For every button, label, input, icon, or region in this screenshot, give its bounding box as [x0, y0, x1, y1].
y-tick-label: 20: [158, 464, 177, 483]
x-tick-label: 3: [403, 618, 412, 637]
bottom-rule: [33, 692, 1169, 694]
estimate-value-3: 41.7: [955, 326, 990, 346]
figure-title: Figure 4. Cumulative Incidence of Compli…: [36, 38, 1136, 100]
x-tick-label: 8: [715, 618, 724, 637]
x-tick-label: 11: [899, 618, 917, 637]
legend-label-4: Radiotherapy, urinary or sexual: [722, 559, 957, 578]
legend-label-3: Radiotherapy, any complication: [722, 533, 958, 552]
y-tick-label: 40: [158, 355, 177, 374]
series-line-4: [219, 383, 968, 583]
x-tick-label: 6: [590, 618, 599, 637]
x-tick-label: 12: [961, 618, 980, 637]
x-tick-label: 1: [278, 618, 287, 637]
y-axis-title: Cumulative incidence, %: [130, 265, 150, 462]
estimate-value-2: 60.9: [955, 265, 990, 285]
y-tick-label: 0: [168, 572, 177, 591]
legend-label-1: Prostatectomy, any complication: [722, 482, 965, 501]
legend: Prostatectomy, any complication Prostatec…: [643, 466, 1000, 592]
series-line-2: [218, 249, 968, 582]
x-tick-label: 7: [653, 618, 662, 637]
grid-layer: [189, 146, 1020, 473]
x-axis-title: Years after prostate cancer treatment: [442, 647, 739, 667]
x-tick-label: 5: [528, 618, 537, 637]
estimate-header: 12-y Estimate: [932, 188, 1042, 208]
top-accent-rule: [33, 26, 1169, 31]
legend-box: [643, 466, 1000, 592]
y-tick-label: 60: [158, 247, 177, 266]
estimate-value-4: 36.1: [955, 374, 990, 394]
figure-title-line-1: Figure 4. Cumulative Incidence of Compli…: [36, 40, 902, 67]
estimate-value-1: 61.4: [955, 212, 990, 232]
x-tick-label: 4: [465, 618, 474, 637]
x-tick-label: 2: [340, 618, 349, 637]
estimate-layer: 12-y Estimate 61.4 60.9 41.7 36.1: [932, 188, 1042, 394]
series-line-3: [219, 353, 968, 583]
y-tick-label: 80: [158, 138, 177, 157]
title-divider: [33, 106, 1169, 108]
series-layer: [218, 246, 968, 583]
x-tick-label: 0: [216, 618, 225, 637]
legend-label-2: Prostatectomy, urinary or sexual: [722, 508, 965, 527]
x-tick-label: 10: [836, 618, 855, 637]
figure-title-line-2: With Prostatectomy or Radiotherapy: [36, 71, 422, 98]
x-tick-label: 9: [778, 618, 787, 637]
---
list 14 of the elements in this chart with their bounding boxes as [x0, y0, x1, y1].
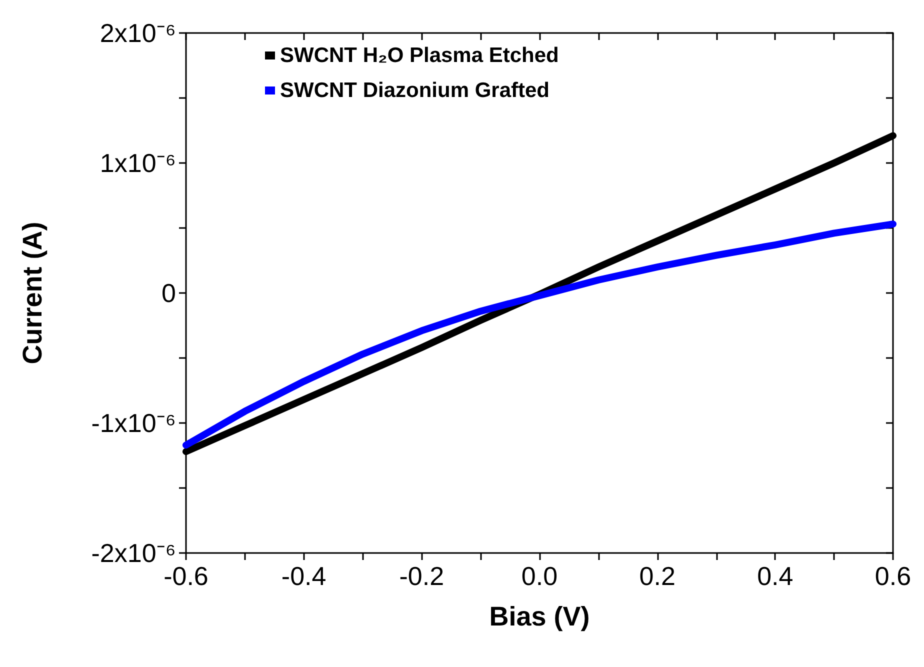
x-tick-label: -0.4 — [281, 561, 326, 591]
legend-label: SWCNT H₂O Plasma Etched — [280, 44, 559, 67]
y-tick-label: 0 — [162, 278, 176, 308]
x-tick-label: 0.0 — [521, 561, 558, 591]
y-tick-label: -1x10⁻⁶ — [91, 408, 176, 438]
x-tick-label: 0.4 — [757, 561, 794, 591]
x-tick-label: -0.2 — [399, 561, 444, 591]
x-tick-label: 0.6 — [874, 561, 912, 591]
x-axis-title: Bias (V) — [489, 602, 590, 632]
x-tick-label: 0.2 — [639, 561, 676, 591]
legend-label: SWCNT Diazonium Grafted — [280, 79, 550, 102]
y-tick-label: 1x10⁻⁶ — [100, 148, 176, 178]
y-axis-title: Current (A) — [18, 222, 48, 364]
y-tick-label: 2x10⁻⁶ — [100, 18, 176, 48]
* * *
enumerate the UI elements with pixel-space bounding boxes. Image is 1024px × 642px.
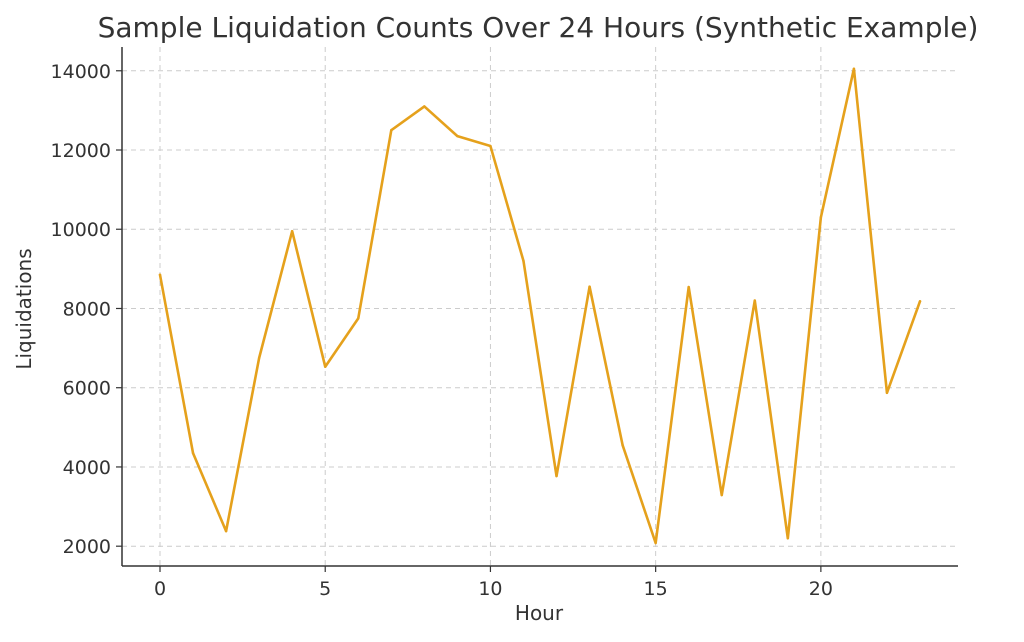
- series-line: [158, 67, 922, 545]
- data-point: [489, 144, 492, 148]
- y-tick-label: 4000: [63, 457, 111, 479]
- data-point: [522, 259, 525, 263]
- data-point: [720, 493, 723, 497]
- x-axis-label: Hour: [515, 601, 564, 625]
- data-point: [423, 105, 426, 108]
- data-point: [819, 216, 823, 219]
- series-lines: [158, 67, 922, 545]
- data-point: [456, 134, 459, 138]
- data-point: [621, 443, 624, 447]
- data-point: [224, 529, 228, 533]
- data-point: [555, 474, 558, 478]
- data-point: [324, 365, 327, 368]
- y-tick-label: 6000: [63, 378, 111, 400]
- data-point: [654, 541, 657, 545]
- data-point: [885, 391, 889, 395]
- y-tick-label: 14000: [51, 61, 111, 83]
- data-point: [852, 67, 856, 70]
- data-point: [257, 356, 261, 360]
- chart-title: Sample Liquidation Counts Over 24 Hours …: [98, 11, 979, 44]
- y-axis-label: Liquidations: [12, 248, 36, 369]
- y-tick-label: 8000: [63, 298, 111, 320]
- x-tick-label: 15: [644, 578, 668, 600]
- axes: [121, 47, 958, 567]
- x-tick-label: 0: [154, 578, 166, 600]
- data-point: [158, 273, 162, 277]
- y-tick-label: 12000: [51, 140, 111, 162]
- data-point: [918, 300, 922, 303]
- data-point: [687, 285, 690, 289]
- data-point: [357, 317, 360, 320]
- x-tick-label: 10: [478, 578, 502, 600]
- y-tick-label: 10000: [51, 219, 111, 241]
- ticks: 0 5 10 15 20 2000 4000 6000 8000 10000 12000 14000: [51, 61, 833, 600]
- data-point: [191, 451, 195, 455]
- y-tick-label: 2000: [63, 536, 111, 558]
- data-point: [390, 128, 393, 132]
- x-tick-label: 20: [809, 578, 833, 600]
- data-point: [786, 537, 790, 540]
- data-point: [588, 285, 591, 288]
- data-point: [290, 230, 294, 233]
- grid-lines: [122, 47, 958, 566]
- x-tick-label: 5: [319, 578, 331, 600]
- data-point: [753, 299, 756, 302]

● Goal: Extract the entries verbatim, beginning at the line that contains "For every button, label, input, icon, or" and stopping after the line that contains "x-tick-label: 11: [899, 618, 917, 637]".

● Solution to the exercise:
For every button, label, input, icon, or region in this screenshot, give its bounding box as [x0, y0, x1, y1].
y-tick-label: 20: [158, 464, 177, 483]
x-tick-label: 3: [403, 618, 412, 637]
bottom-rule: [33, 692, 1169, 694]
estimate-value-3: 41.7: [955, 326, 990, 346]
figure-title: Figure 4. Cumulative Incidence of Compli…: [36, 38, 1136, 100]
x-tick-label: 8: [715, 618, 724, 637]
x-tick-label: 11: [899, 618, 917, 637]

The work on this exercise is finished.